GIVEN DATA:
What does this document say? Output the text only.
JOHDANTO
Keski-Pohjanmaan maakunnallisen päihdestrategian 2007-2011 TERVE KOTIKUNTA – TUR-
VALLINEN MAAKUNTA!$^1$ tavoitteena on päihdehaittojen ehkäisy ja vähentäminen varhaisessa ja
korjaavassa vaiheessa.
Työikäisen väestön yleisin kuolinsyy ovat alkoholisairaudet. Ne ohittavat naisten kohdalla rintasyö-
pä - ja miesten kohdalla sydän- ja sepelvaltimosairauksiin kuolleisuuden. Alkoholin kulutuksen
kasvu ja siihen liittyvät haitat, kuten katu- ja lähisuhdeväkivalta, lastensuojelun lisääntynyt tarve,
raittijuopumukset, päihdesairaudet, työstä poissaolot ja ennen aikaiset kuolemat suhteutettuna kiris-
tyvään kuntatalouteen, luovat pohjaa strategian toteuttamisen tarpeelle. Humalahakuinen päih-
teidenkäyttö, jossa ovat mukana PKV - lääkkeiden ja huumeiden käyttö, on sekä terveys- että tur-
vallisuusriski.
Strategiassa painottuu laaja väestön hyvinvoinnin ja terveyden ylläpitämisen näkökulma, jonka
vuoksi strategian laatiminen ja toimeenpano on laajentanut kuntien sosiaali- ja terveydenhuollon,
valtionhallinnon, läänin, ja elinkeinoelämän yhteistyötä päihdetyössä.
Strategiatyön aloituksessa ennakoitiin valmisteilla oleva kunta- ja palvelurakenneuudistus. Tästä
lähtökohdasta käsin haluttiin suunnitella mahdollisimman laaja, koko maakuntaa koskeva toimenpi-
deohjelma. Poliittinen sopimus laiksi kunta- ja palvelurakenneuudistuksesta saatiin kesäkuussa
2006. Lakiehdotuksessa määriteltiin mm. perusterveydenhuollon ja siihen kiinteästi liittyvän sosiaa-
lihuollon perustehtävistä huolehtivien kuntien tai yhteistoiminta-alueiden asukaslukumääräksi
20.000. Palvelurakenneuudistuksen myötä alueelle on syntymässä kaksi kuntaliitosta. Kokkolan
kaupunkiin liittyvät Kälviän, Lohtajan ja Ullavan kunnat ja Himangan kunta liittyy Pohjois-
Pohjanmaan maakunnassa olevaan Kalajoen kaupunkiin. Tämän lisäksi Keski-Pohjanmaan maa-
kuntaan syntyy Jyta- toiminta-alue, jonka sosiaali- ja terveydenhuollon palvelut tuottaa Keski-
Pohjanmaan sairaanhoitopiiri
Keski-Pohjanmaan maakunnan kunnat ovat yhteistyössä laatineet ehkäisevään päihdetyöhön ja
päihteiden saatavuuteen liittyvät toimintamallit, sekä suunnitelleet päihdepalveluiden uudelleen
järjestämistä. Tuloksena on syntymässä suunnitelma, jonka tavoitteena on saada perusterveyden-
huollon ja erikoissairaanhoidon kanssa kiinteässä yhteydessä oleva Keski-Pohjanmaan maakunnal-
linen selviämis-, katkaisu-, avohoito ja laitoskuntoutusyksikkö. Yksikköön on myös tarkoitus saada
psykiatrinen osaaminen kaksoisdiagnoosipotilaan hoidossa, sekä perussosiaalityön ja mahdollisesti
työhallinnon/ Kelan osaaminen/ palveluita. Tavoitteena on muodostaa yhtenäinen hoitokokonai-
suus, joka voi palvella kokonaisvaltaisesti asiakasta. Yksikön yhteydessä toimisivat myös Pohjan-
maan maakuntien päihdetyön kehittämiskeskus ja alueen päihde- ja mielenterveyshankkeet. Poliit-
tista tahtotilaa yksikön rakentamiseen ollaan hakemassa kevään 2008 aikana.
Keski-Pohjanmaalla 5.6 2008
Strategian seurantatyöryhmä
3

WHAT THE TASK REQUIRES:
Tally how many lines in the material above hold the word "Keski". Write only that number.

OUTPUT FOR THIS TASK:
6